Given task >> Report every line below that contains the word "более".

Data for the task >>
# # #

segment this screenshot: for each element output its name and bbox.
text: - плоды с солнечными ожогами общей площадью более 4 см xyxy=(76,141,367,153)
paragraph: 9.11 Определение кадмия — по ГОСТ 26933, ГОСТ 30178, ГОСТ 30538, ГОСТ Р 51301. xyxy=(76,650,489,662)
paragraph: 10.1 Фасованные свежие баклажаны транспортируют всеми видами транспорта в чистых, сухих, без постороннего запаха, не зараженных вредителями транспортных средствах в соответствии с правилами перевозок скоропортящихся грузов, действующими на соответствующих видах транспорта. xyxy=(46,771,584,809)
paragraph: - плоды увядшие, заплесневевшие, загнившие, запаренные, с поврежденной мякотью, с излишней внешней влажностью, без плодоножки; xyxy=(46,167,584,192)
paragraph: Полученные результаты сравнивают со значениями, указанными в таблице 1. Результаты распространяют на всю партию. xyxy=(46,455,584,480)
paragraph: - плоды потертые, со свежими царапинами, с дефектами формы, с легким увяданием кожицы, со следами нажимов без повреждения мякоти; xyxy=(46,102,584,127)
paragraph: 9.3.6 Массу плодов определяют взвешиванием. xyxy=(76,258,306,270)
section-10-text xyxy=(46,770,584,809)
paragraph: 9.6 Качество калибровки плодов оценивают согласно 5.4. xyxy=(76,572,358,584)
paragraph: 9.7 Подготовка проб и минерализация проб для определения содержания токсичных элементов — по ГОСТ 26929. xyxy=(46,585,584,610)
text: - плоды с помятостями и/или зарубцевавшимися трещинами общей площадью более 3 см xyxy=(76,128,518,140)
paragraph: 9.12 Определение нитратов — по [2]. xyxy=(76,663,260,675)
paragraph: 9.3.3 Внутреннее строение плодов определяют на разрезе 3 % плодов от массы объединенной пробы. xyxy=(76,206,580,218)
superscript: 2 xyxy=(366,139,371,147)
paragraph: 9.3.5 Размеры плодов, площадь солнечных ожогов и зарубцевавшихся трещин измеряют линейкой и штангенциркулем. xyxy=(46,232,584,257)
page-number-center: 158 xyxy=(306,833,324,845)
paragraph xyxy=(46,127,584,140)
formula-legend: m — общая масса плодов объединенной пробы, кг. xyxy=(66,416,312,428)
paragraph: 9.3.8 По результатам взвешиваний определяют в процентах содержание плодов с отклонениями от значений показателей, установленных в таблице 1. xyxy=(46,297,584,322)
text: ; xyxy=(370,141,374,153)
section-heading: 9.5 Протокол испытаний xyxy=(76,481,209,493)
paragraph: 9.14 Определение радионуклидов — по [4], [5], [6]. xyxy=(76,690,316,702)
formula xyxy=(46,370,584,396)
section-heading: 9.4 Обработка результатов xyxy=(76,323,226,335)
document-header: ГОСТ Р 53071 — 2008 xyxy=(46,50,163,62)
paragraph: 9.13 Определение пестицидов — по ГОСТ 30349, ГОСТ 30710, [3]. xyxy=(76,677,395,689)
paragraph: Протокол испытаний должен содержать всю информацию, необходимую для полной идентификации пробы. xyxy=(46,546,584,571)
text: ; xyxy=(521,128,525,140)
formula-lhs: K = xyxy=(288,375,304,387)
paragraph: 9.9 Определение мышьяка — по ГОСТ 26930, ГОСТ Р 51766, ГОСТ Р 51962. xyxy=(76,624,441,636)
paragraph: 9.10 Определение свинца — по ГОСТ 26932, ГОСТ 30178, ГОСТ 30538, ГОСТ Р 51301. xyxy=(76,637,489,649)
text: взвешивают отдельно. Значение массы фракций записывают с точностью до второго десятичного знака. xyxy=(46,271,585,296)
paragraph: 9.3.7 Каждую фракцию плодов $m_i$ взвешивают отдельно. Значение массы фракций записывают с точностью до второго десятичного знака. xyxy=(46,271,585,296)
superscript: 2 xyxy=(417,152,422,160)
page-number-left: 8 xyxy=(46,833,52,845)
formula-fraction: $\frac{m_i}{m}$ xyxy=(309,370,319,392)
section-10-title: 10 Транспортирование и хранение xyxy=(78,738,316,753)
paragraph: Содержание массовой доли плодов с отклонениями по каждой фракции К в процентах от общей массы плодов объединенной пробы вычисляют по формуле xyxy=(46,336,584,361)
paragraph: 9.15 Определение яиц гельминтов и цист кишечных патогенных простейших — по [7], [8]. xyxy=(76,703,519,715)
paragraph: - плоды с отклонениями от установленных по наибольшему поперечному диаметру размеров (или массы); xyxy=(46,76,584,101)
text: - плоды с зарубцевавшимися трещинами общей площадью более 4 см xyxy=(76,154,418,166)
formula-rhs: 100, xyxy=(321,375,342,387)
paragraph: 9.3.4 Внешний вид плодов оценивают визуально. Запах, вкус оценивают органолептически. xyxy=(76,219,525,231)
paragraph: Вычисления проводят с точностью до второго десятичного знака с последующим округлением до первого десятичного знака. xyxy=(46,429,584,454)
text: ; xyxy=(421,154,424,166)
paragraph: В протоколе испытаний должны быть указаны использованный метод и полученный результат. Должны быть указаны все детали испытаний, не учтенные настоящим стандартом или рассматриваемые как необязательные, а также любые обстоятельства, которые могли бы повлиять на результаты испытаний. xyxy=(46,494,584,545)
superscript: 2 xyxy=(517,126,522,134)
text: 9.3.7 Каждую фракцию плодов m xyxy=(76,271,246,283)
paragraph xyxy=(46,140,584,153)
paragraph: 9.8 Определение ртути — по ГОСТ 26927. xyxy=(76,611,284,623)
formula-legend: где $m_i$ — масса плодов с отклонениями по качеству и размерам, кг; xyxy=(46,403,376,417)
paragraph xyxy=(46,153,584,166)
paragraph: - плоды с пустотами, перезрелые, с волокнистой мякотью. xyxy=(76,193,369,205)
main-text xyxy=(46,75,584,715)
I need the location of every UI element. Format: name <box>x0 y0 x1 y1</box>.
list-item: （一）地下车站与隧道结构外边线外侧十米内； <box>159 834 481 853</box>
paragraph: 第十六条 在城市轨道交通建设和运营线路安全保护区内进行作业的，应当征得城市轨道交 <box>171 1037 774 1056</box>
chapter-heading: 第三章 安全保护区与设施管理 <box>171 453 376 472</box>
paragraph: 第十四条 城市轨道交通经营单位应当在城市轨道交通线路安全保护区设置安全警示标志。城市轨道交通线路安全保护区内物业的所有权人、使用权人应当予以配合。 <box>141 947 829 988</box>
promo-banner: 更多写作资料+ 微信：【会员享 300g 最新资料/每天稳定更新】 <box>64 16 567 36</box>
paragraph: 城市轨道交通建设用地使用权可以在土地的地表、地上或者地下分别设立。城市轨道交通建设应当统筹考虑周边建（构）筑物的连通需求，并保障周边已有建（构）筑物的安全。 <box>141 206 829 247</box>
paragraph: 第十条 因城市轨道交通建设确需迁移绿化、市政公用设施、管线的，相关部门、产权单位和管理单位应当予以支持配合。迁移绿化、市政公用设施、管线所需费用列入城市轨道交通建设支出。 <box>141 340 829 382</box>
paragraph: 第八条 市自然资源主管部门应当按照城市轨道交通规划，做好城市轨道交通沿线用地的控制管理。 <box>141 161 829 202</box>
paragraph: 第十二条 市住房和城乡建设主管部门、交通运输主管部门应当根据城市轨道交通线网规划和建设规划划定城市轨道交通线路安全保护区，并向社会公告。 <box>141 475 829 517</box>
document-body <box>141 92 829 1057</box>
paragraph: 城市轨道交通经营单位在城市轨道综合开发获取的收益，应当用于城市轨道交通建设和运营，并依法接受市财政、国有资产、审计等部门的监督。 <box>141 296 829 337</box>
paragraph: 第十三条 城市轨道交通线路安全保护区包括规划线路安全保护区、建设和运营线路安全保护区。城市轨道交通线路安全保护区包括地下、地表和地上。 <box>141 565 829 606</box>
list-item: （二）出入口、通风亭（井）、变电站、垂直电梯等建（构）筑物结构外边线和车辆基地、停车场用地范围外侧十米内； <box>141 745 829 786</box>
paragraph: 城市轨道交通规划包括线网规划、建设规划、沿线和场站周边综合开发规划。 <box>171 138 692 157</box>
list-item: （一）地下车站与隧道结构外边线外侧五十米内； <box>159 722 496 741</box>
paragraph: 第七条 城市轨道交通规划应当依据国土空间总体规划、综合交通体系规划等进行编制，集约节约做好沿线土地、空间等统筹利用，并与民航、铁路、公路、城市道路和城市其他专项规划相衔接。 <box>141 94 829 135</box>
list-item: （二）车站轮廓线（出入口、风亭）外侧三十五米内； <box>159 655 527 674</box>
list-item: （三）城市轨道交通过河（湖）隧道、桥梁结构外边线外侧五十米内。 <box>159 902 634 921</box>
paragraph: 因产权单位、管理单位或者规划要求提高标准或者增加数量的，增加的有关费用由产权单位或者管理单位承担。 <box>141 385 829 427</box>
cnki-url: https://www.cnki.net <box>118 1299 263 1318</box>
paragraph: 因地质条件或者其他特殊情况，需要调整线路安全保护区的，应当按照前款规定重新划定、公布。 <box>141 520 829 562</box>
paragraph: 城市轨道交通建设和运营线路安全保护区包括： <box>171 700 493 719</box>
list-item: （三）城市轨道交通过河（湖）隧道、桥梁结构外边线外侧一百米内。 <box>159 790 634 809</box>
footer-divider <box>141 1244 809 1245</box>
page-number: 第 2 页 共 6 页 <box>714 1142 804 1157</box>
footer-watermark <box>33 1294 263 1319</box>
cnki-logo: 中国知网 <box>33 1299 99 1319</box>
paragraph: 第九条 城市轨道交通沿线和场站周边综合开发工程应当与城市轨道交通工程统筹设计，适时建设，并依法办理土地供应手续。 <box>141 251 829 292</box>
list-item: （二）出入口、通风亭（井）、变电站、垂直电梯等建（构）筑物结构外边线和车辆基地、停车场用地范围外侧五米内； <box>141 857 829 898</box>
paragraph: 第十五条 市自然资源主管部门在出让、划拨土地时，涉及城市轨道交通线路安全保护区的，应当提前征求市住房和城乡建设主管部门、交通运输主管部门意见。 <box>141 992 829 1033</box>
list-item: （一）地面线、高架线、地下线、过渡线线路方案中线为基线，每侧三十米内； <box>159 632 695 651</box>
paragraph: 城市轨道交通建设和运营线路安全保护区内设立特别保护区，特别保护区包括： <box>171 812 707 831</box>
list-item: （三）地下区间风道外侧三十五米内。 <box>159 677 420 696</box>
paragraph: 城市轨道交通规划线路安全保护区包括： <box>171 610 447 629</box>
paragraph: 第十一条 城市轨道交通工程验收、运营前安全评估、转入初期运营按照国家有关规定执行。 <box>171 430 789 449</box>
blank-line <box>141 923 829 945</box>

# # #

Full response >>
text: - плоды с солнечными ожогами общей площадью более 4 см xyxy=(76,141,367,153)
text: - плоды с помятостями и/или зарубцевавшимися трещинами общей площадью более 3 см xyxy=(76,128,518,140)
text: - плоды с зарубцевавшимися трещинами общей площадью более 4 см xyxy=(76,154,418,166)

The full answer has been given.